• _EXERCISE OBJECTIVE_
Word for word, transcribe the lines below and drop the pictures.

___

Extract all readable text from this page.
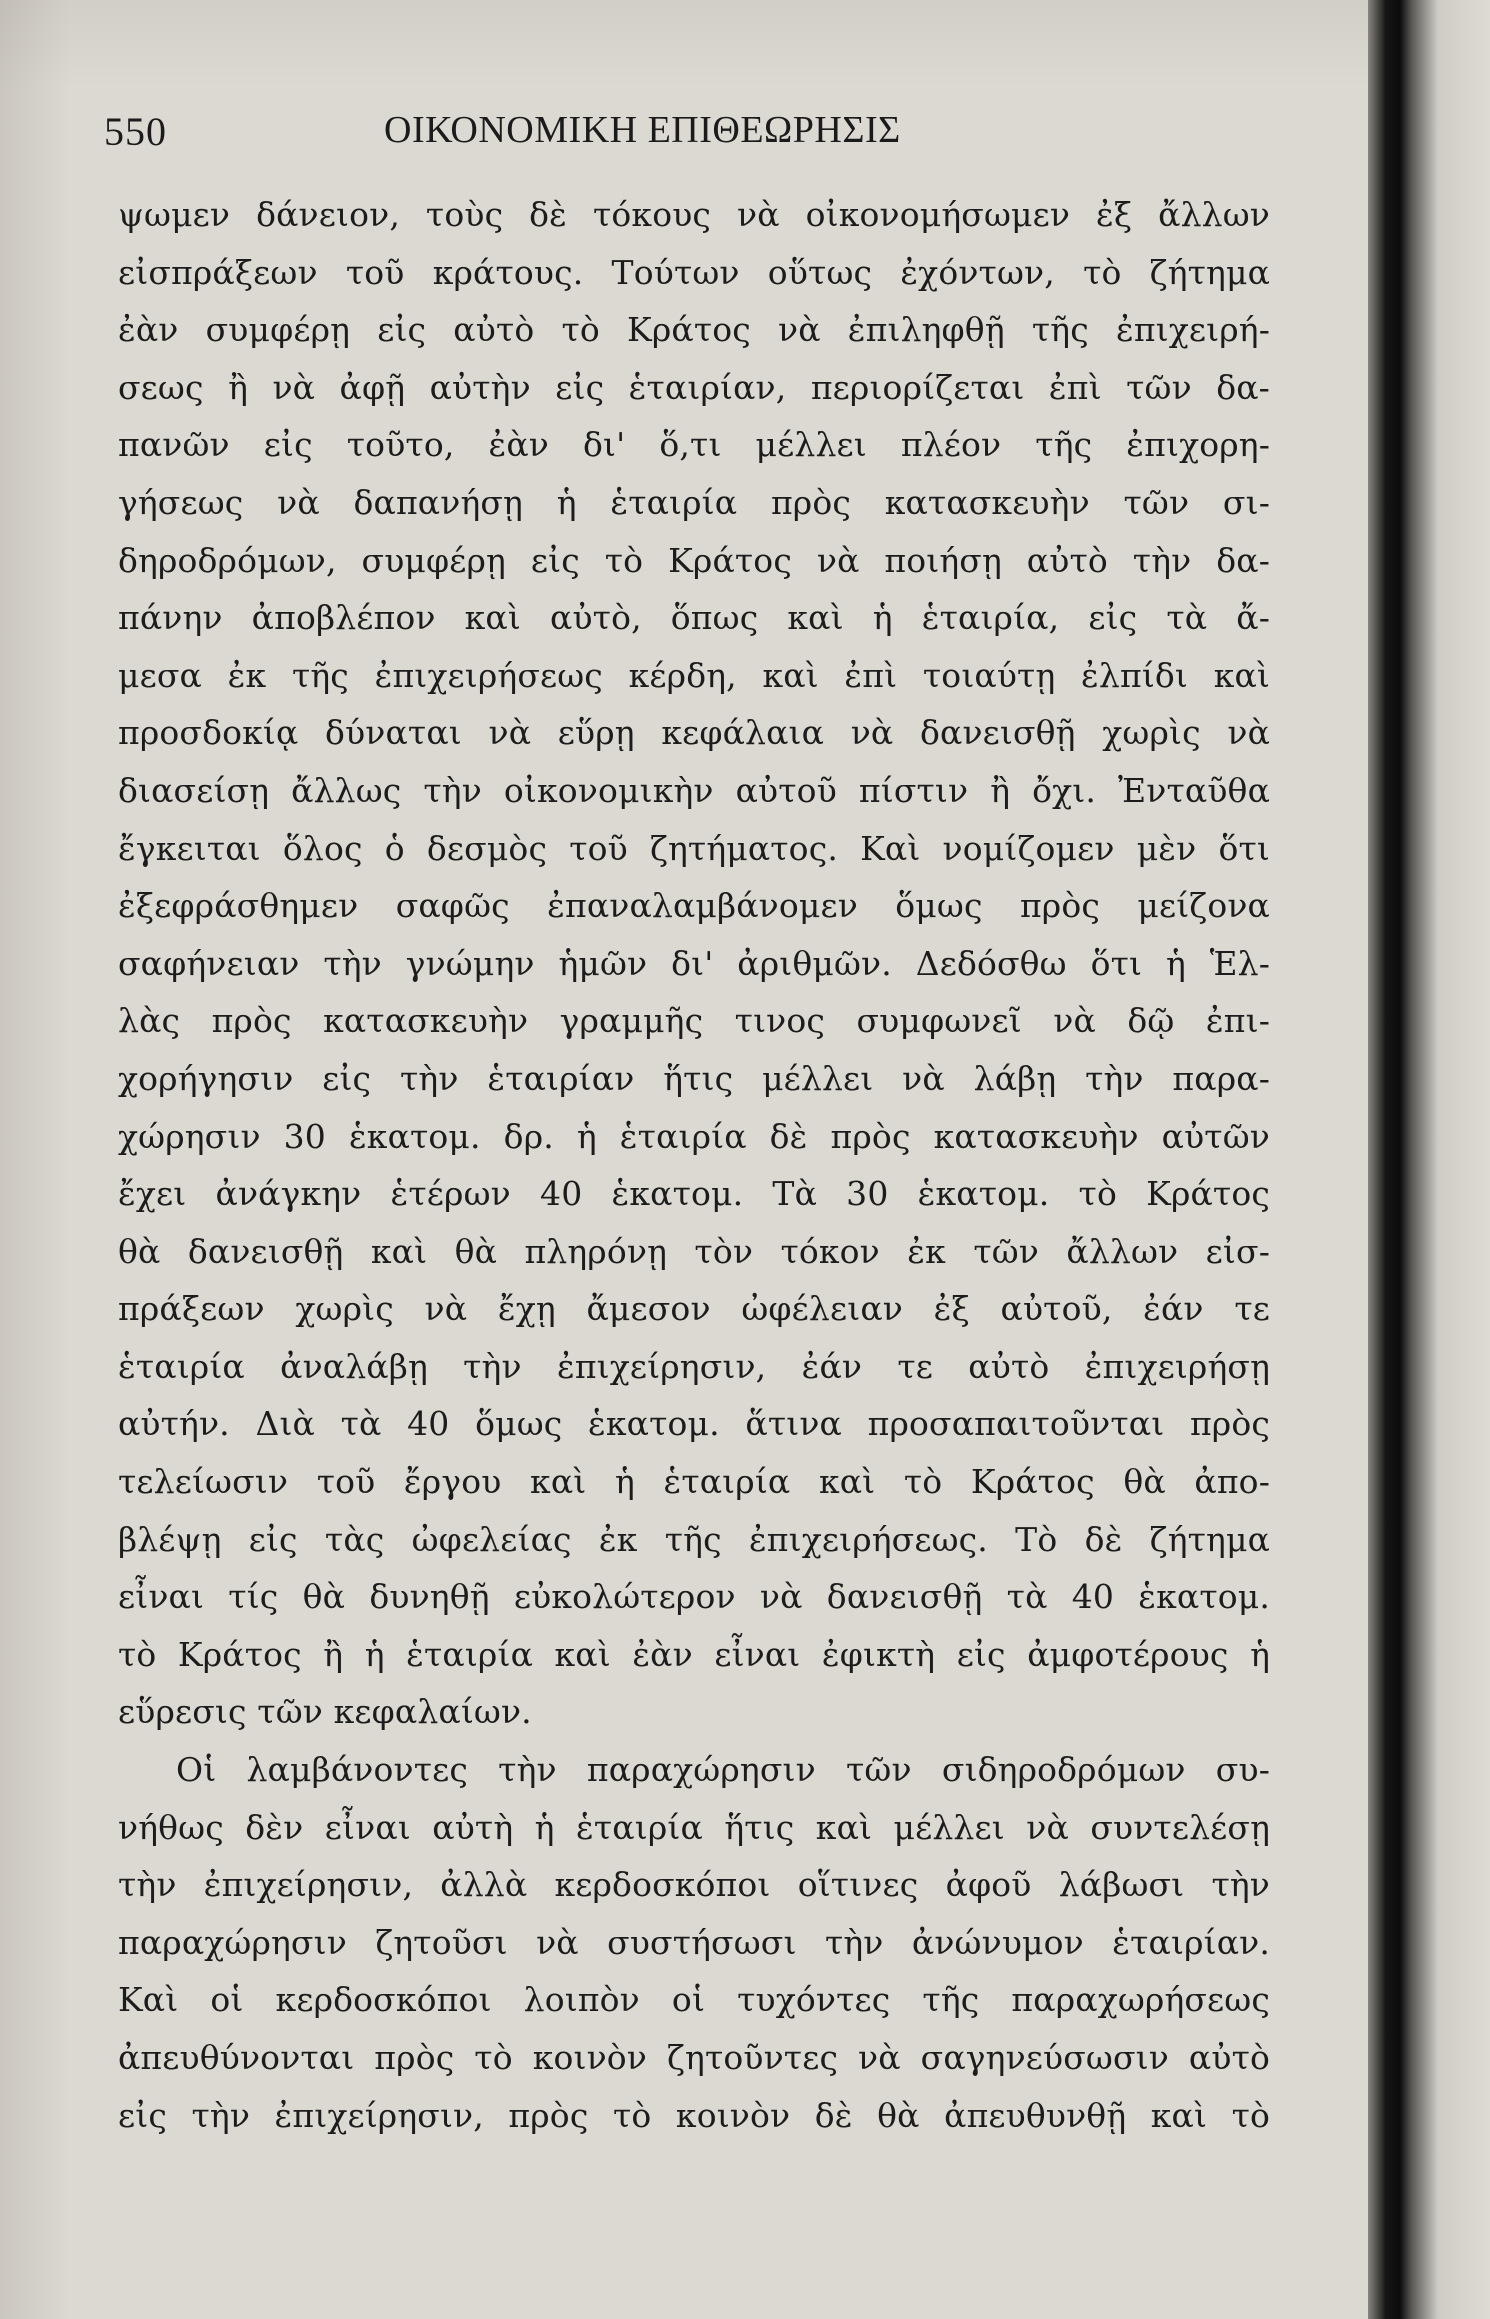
550	ΟΙΚΟΝΟΜΙΚΗ ΕΠΙΘΕΩΡΗΣΙΣ

ψωμεν δάνειον, τοὺς δὲ τόκους νὰ οἰκονομήσωμεν ἐξ ἄλλων
εἰσπράξεων τοῦ κράτους. Τούτων οὕτως ἐχόντων, τὸ ζήτημα
ἐὰν συμφέρῃ εἰς αὐτὸ τὸ Κράτος νὰ ἐπιληφθῇ τῆς ἐπιχειρή-
σεως ἢ νὰ ἀφῇ αὐτὴν εἰς ἑταιρίαν, περιορίζεται ἐπὶ τῶν δα-
πανῶν εἰς τοῦτο, ἐὰν δι' ὅ,τι μέλλει πλέον τῆς ἐπιχορη-
γήσεως νὰ δαπανήσῃ ἡ ἑταιρία πρὸς κατασκευὴν τῶν σι-
δηροδρόμων, συμφέρῃ εἰς τὸ Κράτος νὰ ποιήσῃ αὐτὸ τὴν δα-
πάνην ἀποβλέπον καὶ αὐτὸ, ὅπως καὶ ἡ ἑταιρία, εἰς τὰ ἄ-
μεσα ἐκ τῆς ἐπιχειρήσεως κέρδη, καὶ ἐπὶ τοιαύτῃ ἐλπίδι καὶ
προσδοκίᾳ δύναται νὰ εὕρῃ κεφάλαια νὰ δανεισθῇ χωρὶς νὰ
διασείσῃ ἄλλως τὴν οἰκονομικὴν αὐτοῦ πίστιν ἢ ὄχι. Ἐνταῦθα
ἔγκειται ὅλος ὁ δεσμὸς τοῦ ζητήματος. Καὶ νομίζομεν μὲν ὅτι
ἐξεφράσθημεν σαφῶς ἐπαναλαμβάνομεν ὅμως πρὸς μείζονα
σαφήνειαν τὴν γνώμην ἡμῶν δι' ἀριθμῶν. Δεδόσθω ὅτι ἡ Ἑλ-
λὰς πρὸς κατασκευὴν γραμμῆς τινος συμφωνεῖ νὰ δῷ ἐπι-
χορήγησιν εἰς τὴν ἑταιρίαν ἥτις μέλλει νὰ λάβῃ τὴν παρα-
χώρησιν 30 ἑκατομ. δρ. ἡ ἑταιρία δὲ πρὸς κατασκευὴν αὐτῶν
ἔχει ἀνάγκην ἑτέρων 40 ἑκατομ. Τὰ 30 ἑκατομ. τὸ Κράτος
θὰ δανεισθῇ καὶ θὰ πληρόνῃ τὸν τόκον ἐκ τῶν ἄλλων εἰσ-
πράξεων χωρὶς νὰ ἔχῃ ἄμεσον ὠφέλειαν ἐξ αὐτοῦ, ἐάν τε
ἑταιρία ἀναλάβῃ τὴν ἐπιχείρησιν, ἐάν τε αὐτὸ ἐπιχειρήσῃ
αὐτήν. Διὰ τὰ 40 ὅμως ἑκατομ. ἅτινα προσαπαιτοῦνται πρὸς
τελείωσιν τοῦ ἔργου καὶ ἡ ἑταιρία καὶ τὸ Κράτος θὰ ἀπο-
βλέψῃ εἰς τὰς ὠφελείας ἐκ τῆς ἐπιχειρήσεως. Τὸ δὲ ζήτημα
εἶναι τίς θὰ δυνηθῇ εὐκολώτερον νὰ δανεισθῇ τὰ 40 ἑκατομ.
τὸ Κράτος ἢ ἡ ἑταιρία καὶ ἐὰν εἶναι ἐφικτὴ εἰς ἀμφοτέρους ἡ
εὕρεσις τῶν κεφαλαίων.

Οἱ λαμβάνοντες τὴν παραχώρησιν τῶν σιδηροδρόμων συ-
νήθως δὲν εἶναι αὐτὴ ἡ ἑταιρία ἥτις καὶ μέλλει νὰ συντελέσῃ
τὴν ἐπιχείρησιν, ἀλλὰ κερδοσκόποι οἵτινες ἀφοῦ λάβωσι τὴν
παραχώρησιν ζητοῦσι νὰ συστήσωσι τὴν ἀνώνυμον ἑταιρίαν.
Καὶ οἱ κερδοσκόποι λοιπὸν οἱ τυχόντες τῆς παραχωρήσεως
ἀπευθύνονται πρὸς τὸ κοινὸν ζητοῦντες νὰ σαγηνεύσωσιν αὐτὸ
εἰς τὴν ἐπιχείρησιν, πρὸς τὸ κοινὸν δὲ θὰ ἀπευθυνθῇ καὶ τὸ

___

• _EXERCISE SOLUTION_
Extract all readable text from this page.
550	ΟΙΚΟΝΟΜΙΚΗ ΕΠΙΘΕΩΡΗΣΙΣ

ψωμεν δάνειον, τοὺς δὲ τόκους νὰ οἰκονομήσωμεν ἐξ ἄλλων
εἰσπράξεων τοῦ κράτους. Τούτων οὕτως ἐχόντων, τὸ ζήτημα
ἐὰν συμφέρῃ εἰς αὐτὸ τὸ Κράτος νὰ ἐπιληφθῇ τῆς ἐπιχειρή-
σεως ἢ νὰ ἀφῇ αὐτὴν εἰς ἑταιρίαν, περιορίζεται ἐπὶ τῶν δα-
πανῶν εἰς τοῦτο, ἐὰν δι' ὅ,τι μέλλει πλέον τῆς ἐπιχορη-
γήσεως νὰ δαπανήσῃ ἡ ἑταιρία πρὸς κατασκευὴν τῶν σι-
δηροδρόμων, συμφέρῃ εἰς τὸ Κράτος νὰ ποιήσῃ αὐτὸ τὴν δα-
πάνην ἀποβλέπον καὶ αὐτὸ, ὅπως καὶ ἡ ἑταιρία, εἰς τὰ ἄ-
μεσα ἐκ τῆς ἐπιχειρήσεως κέρδη, καὶ ἐπὶ τοιαύτῃ ἐλπίδι καὶ
προσδοκίᾳ δύναται νὰ εὕρῃ κεφάλαια νὰ δανεισθῇ χωρὶς νὰ
διασείσῃ ἄλλως τὴν οἰκονομικὴν αὐτοῦ πίστιν ἢ ὄχι. Ἐνταῦθα
ἔγκειται ὅλος ὁ δεσμὸς τοῦ ζητήματος. Καὶ νομίζομεν μὲν ὅτι
ἐξεφράσθημεν σαφῶς ἐπαναλαμβάνομεν ὅμως πρὸς μείζονα
σαφήνειαν τὴν γνώμην ἡμῶν δι' ἀριθμῶν. Δεδόσθω ὅτι ἡ Ἑλ-
λὰς πρὸς κατασκευὴν γραμμῆς τινος συμφωνεῖ νὰ δῷ ἐπι-
χορήγησιν εἰς τὴν ἑταιρίαν ἥτις μέλλει νὰ λάβῃ τὴν παρα-
χώρησιν 30 ἑκατομ. δρ. ἡ ἑταιρία δὲ πρὸς κατασκευὴν αὐτῶν
ἔχει ἀνάγκην ἑτέρων 40 ἑκατομ. Τὰ 30 ἑκατομ. τὸ Κράτος
θὰ δανεισθῇ καὶ θὰ πληρόνῃ τὸν τόκον ἐκ τῶν ἄλλων εἰσ-
πράξεων χωρὶς νὰ ἔχῃ ἄμεσον ὠφέλειαν ἐξ αὐτοῦ, ἐάν τε
ἑταιρία ἀναλάβῃ τὴν ἐπιχείρησιν, ἐάν τε αὐτὸ ἐπιχειρήσῃ
αὐτήν. Διὰ τὰ 40 ὅμως ἑκατομ. ἅτινα προσαπαιτοῦνται πρὸς
τελείωσιν τοῦ ἔργου καὶ ἡ ἑταιρία καὶ τὸ Κράτος θὰ ἀπο-
βλέψῃ εἰς τὰς ὠφελείας ἐκ τῆς ἐπιχειρήσεως. Τὸ δὲ ζήτημα
εἶναι τίς θὰ δυνηθῇ εὐκολώτερον νὰ δανεισθῇ τὰ 40 ἑκατομ.
τὸ Κράτος ἢ ἡ ἑταιρία καὶ ἐὰν εἶναι ἐφικτὴ εἰς ἀμφοτέρους ἡ
εὕρεσις τῶν κεφαλαίων.

Οἱ λαμβάνοντες τὴν παραχώρησιν τῶν σιδηροδρόμων συ-
νήθως δὲν εἶναι αὐτὴ ἡ ἑταιρία ἥτις καὶ μέλλει νὰ συντελέσῃ
τὴν ἐπιχείρησιν, ἀλλὰ κερδοσκόποι οἵτινες ἀφοῦ λάβωσι τὴν
παραχώρησιν ζητοῦσι νὰ συστήσωσι τὴν ἀνώνυμον ἑταιρίαν.
Καὶ οἱ κερδοσκόποι λοιπὸν οἱ τυχόντες τῆς παραχωρήσεως
ἀπευθύνονται πρὸς τὸ κοινὸν ζητοῦντες νὰ σαγηνεύσωσιν αὐτὸ
εἰς τὴν ἐπιχείρησιν, πρὸς τὸ κοινὸν δὲ θὰ ἀπευθυνθῇ καὶ τὸ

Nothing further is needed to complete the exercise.